— BEGIN EXERCISE MATERIALS —
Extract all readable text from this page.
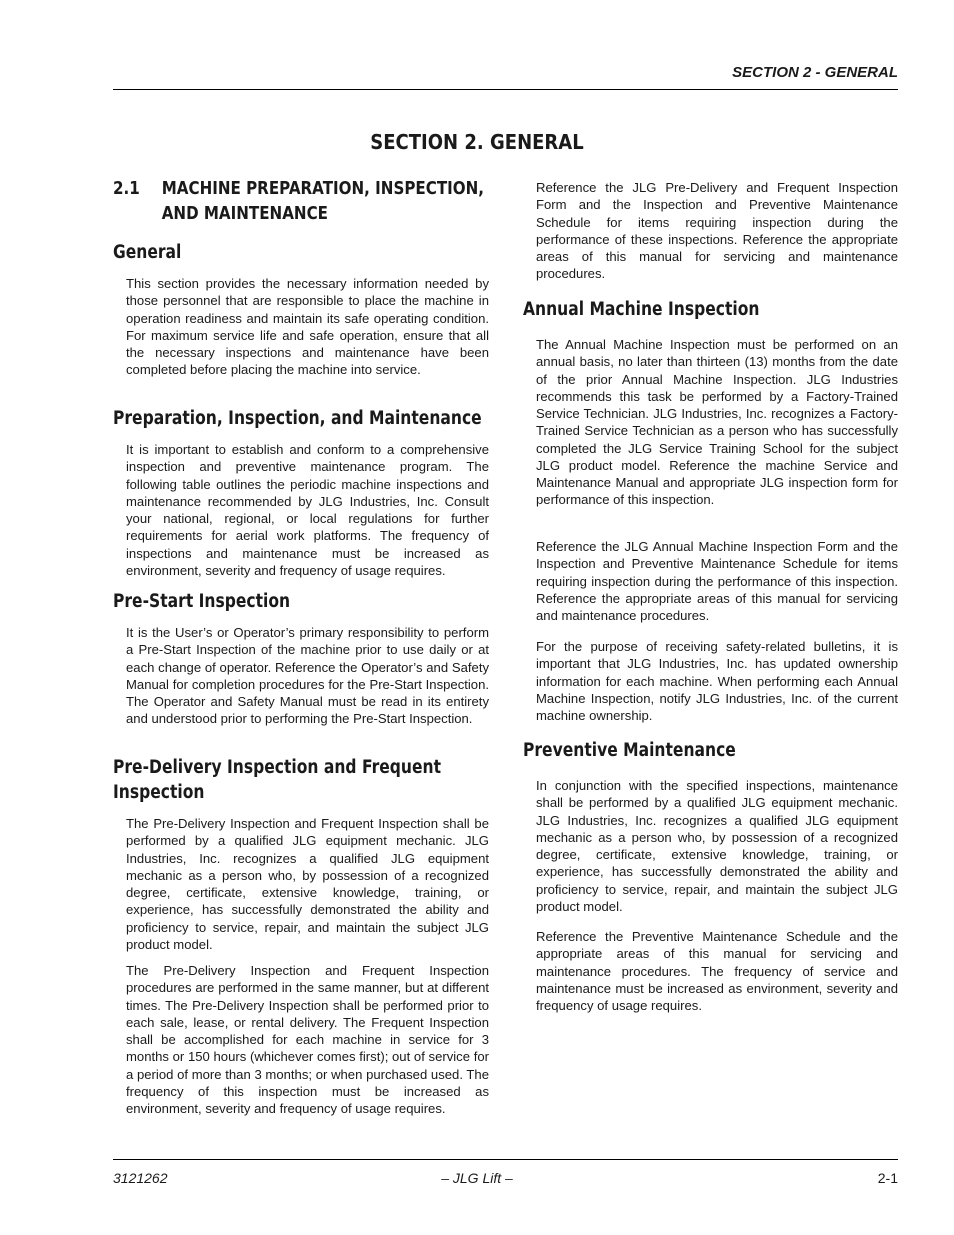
SECTION 2 - GENERAL
SECTION 2. GENERAL
2.1 MACHINE PREPARATION, INSPECTION,
AND MAINTENANCE
General

This section provides the necessary information needed by those personnel that are responsible to place the machine in operation readiness and maintain its safe operating condition. For maximum service life and safe operation, ensure that all the necessary inspections and maintenance have been completed before placing the machine into service.

Preparation, Inspection, and Maintenance

It is important to establish and conform to a comprehensive inspection and preventive maintenance program. The following table outlines the periodic machine inspections and maintenance recommended by JLG Industries, Inc. Consult your national, regional, or local regulations for further requirements for aerial work platforms. The frequency of inspections and maintenance must be increased as environment, severity and frequency of usage requires.

Pre-Start Inspection

It is the User’s or Operator’s primary responsibility to perform a Pre-Start Inspection of the machine prior to use daily or at each change of operator. Reference the Operator’s and Safety Manual for completion procedures for the Pre-Start Inspection. The Operator and Safety Manual must be read in its entirety and understood prior to performing the Pre-Start Inspection.

Pre-Delivery Inspection and Frequent
Inspection

The Pre-Delivery Inspection and Frequent Inspection shall be performed by a qualified JLG equipment mechanic. JLG Industries, Inc. recognizes a qualified JLG equipment mechanic as a person who, by possession of a recognized degree, certificate, extensive knowledge, training, or experience, has successfully demonstrated the ability and proficiency to service, repair, and maintain the subject JLG product model.

The Pre-Delivery Inspection and Frequent Inspection procedures are performed in the same manner, but at different times. The Pre-Delivery Inspection shall be performed prior to each sale, lease, or rental delivery. The Frequent Inspection shall be accomplished for each machine in service for 3 months or 150 hours (whichever comes first); out of service for a period of more than 3 months; or when purchased used. The frequency of this inspection must be increased as environment, severity and frequency of usage requires.

Reference the JLG Pre-Delivery and Frequent Inspection Form and the Inspection and Preventive Maintenance Schedule for items requiring inspection during the performance of these inspections. Reference the appropriate areas of this manual for servicing and maintenance procedures.

Annual Machine Inspection

The Annual Machine Inspection must be performed on an annual basis, no later than thirteen (13) months from the date of the prior Annual Machine Inspection. JLG Industries recommends this task be performed by a Factory-Trained Service Technician. JLG Industries, Inc. recognizes a Factory-Trained Service Technician as a person who has successfully completed the JLG Service Training School for the subject JLG product model. Reference the machine Service and Maintenance Manual and appropriate JLG inspection form for performance of this inspection.

Reference the JLG Annual Machine Inspection Form and the Inspection and Preventive Maintenance Schedule for items requiring inspection during the performance of this inspection. Reference the appropriate areas of this manual for servicing and maintenance procedures.

For the purpose of receiving safety-related bulletins, it is important that JLG Industries, Inc. has updated ownership information for each machine. When performing each Annual Machine Inspection, notify JLG Industries, Inc. of the current machine ownership.

Preventive Maintenance

In conjunction with the specified inspections, maintenance shall be performed by a qualified JLG equipment mechanic. JLG Industries, Inc. recognizes a qualified JLG equipment mechanic as a person who, by possession of a recognized degree, certificate, extensive knowledge, training, or experience, has successfully demonstrated the ability and proficiency to service, repair, and maintain the subject JLG product model.

Reference the Preventive Maintenance Schedule and the appropriate areas of this manual for servicing and maintenance procedures. The frequency of service and maintenance must be increased as environment, severity and frequency of usage requires.

3121262	– JLG Lift –	2-1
— END EXERCISE MATERIALS —
Pick out each line containing "Start" and report it.

Pre-Start Inspection
It is the User’s or Operator’s primary responsibility to perform a Pre-Start Inspection of the machine prior to use daily or at each change of operator. Reference the Operator’s and Safety Manual for completion procedures for the Pre-Start Inspection. The Operator and Safety Manual must be read in its entirety and understood prior to performing the Pre-Start Inspection.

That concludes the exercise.